*Exercise*. Nothing in the data should change when you return it, but leave the pictures out.

>> begin Data in this exercise

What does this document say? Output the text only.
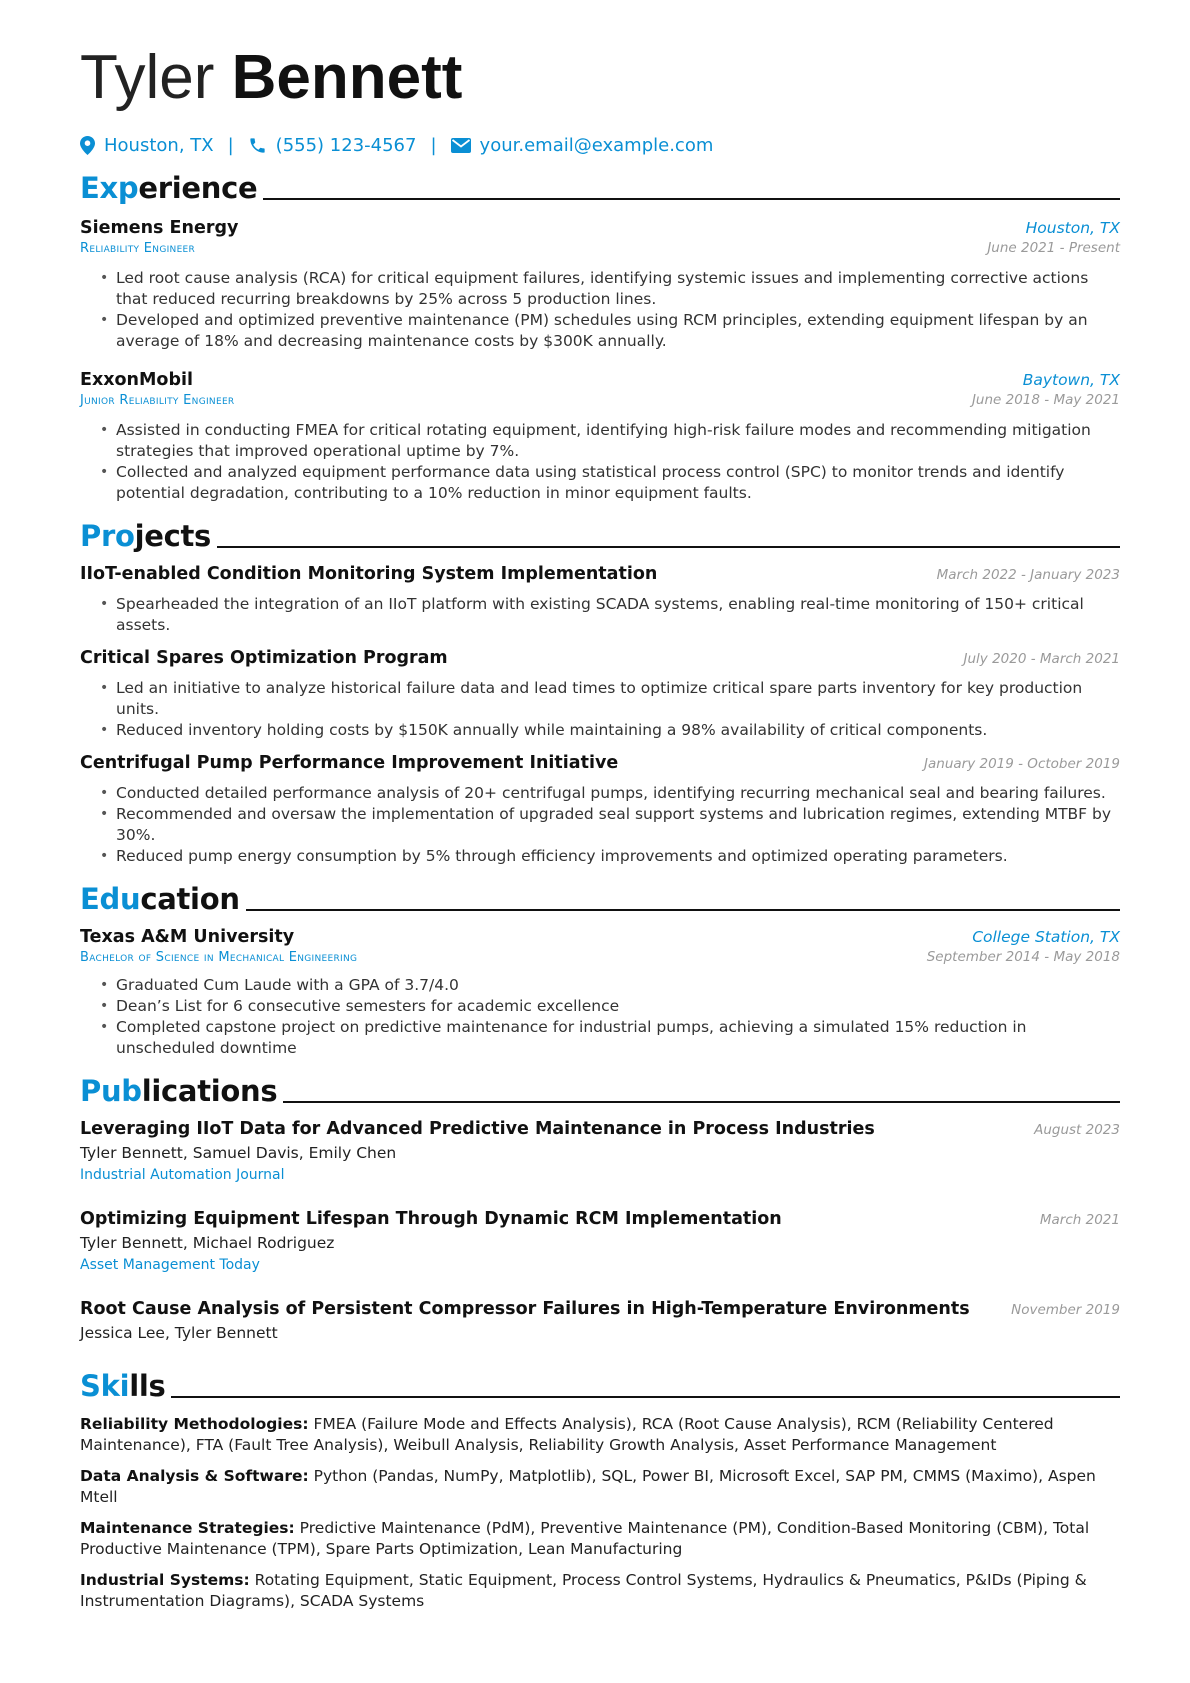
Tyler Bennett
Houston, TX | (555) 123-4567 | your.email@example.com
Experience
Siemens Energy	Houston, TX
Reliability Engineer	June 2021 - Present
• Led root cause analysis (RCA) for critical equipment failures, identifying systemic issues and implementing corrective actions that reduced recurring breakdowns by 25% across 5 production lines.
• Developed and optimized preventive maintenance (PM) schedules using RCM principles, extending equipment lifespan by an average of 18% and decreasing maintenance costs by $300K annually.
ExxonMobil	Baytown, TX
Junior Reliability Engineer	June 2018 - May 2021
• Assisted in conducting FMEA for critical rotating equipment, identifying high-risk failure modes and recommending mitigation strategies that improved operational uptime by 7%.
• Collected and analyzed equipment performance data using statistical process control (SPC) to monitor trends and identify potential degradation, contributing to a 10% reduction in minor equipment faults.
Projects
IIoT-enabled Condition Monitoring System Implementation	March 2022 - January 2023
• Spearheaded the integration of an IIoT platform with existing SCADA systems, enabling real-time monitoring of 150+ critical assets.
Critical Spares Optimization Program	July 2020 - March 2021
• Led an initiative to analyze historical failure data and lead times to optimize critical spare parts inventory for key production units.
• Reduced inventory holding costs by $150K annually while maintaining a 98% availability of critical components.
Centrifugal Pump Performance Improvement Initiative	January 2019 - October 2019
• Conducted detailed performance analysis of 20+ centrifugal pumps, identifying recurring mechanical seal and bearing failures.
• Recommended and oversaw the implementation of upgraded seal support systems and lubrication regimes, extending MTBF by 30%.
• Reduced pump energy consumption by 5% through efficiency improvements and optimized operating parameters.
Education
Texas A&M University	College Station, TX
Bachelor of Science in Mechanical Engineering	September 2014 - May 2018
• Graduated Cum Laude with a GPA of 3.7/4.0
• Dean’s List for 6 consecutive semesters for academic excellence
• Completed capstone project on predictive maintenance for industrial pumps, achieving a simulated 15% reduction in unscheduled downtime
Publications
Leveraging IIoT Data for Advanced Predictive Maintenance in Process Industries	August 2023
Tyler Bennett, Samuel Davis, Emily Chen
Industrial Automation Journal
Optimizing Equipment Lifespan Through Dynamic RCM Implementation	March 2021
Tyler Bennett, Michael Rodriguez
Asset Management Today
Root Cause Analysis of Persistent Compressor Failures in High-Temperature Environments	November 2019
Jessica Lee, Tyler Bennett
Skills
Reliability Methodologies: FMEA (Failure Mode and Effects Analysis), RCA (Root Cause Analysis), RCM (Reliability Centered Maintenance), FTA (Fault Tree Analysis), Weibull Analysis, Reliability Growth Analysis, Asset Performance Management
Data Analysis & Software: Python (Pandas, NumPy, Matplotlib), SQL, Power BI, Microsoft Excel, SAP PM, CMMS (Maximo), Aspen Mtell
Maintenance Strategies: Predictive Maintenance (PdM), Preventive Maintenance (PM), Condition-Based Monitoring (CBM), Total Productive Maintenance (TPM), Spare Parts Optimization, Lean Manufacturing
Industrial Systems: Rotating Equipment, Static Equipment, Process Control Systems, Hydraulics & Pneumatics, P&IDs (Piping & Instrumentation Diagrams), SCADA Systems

>> end Data in this exercise

*Response to this exercise*.
What does this document say? Output the text only.
Tyler Bennett
Houston, TX | (555) 123-4567 | your.email@example.com
Experience
Siemens Energy	Houston, TX
Reliability Engineer	June 2021 - Present
• Led root cause analysis (RCA) for critical equipment failures, identifying systemic issues and implementing corrective actions that reduced recurring breakdowns by 25% across 5 production lines.
• Developed and optimized preventive maintenance (PM) schedules using RCM principles, extending equipment lifespan by an average of 18% and decreasing maintenance costs by $300K annually.
ExxonMobil	Baytown, TX
Junior Reliability Engineer	June 2018 - May 2021
• Assisted in conducting FMEA for critical rotating equipment, identifying high-risk failure modes and recommending mitigation strategies that improved operational uptime by 7%.
• Collected and analyzed equipment performance data using statistical process control (SPC) to monitor trends and identify potential degradation, contributing to a 10% reduction in minor equipment faults.
Projects
IIoT-enabled Condition Monitoring System Implementation	March 2022 - January 2023
• Spearheaded the integration of an IIoT platform with existing SCADA systems, enabling real-time monitoring of 150+ critical assets.
Critical Spares Optimization Program	July 2020 - March 2021
• Led an initiative to analyze historical failure data and lead times to optimize critical spare parts inventory for key production units.
• Reduced inventory holding costs by $150K annually while maintaining a 98% availability of critical components.
Centrifugal Pump Performance Improvement Initiative	January 2019 - October 2019
• Conducted detailed performance analysis of 20+ centrifugal pumps, identifying recurring mechanical seal and bearing failures.
• Recommended and oversaw the implementation of upgraded seal support systems and lubrication regimes, extending MTBF by 30%.
• Reduced pump energy consumption by 5% through efficiency improvements and optimized operating parameters.
Education
Texas A&M University	College Station, TX
Bachelor of Science in Mechanical Engineering	September 2014 - May 2018
• Graduated Cum Laude with a GPA of 3.7/4.0
• Dean’s List for 6 consecutive semesters for academic excellence
• Completed capstone project on predictive maintenance for industrial pumps, achieving a simulated 15% reduction in unscheduled downtime
Publications
Leveraging IIoT Data for Advanced Predictive Maintenance in Process Industries	August 2023
Tyler Bennett, Samuel Davis, Emily Chen
Industrial Automation Journal
Optimizing Equipment Lifespan Through Dynamic RCM Implementation	March 2021
Tyler Bennett, Michael Rodriguez
Asset Management Today
Root Cause Analysis of Persistent Compressor Failures in High-Temperature Environments	November 2019
Jessica Lee, Tyler Bennett
Skills
Reliability Methodologies: FMEA (Failure Mode and Effects Analysis), RCA (Root Cause Analysis), RCM (Reliability Centered Maintenance), FTA (Fault Tree Analysis), Weibull Analysis, Reliability Growth Analysis, Asset Performance Management
Data Analysis & Software: Python (Pandas, NumPy, Matplotlib), SQL, Power BI, Microsoft Excel, SAP PM, CMMS (Maximo), Aspen Mtell
Maintenance Strategies: Predictive Maintenance (PdM), Preventive Maintenance (PM), Condition-Based Monitoring (CBM), Total Productive Maintenance (TPM), Spare Parts Optimization, Lean Manufacturing
Industrial Systems: Rotating Equipment, Static Equipment, Process Control Systems, Hydraulics & Pneumatics, P&IDs (Piping & Instrumentation Diagrams), SCADA Systems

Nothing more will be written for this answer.